TASK OBJECTIVE
Keep only the lines where "title" appears.

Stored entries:

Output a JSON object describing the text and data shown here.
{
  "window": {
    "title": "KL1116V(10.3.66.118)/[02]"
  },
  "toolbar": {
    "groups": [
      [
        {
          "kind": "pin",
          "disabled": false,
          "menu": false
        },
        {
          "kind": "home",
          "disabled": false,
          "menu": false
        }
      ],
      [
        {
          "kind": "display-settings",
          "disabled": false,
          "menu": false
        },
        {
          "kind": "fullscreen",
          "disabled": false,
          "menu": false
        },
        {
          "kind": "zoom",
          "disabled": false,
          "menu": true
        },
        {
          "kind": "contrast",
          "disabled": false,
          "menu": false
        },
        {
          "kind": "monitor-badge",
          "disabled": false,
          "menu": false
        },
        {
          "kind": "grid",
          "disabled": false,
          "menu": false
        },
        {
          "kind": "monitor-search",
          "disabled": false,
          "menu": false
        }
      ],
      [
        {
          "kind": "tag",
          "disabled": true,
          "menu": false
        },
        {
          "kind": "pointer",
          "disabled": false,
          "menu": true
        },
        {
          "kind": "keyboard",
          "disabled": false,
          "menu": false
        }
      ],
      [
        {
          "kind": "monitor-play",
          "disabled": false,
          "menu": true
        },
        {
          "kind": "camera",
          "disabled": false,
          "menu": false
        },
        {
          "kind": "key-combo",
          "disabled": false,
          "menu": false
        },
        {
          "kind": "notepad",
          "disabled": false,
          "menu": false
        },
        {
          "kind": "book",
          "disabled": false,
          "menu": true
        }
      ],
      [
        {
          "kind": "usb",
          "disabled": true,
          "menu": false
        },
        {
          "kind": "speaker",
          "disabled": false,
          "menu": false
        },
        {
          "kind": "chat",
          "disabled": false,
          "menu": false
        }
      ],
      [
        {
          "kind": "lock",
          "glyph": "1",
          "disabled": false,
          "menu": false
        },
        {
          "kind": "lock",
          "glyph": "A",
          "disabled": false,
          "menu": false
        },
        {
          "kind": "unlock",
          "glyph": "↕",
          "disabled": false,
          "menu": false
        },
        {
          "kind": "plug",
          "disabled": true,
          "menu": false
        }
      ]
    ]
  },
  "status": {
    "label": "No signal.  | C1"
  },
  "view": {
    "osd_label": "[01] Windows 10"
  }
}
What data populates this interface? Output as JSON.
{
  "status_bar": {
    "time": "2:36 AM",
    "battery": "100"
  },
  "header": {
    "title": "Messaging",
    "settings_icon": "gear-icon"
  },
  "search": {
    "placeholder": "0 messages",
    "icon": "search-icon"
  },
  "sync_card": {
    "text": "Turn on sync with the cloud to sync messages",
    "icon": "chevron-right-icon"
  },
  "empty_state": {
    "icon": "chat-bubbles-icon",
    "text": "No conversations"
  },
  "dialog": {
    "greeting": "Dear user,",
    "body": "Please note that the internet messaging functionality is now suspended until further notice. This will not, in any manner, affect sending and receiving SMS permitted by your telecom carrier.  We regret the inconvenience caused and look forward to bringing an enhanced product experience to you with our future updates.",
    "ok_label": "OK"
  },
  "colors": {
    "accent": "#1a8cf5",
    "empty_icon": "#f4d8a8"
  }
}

RESULT FOR THIS TASK
    "title": "KL1116V(10.3.66.118)/[02]"
    "title": "Messaging",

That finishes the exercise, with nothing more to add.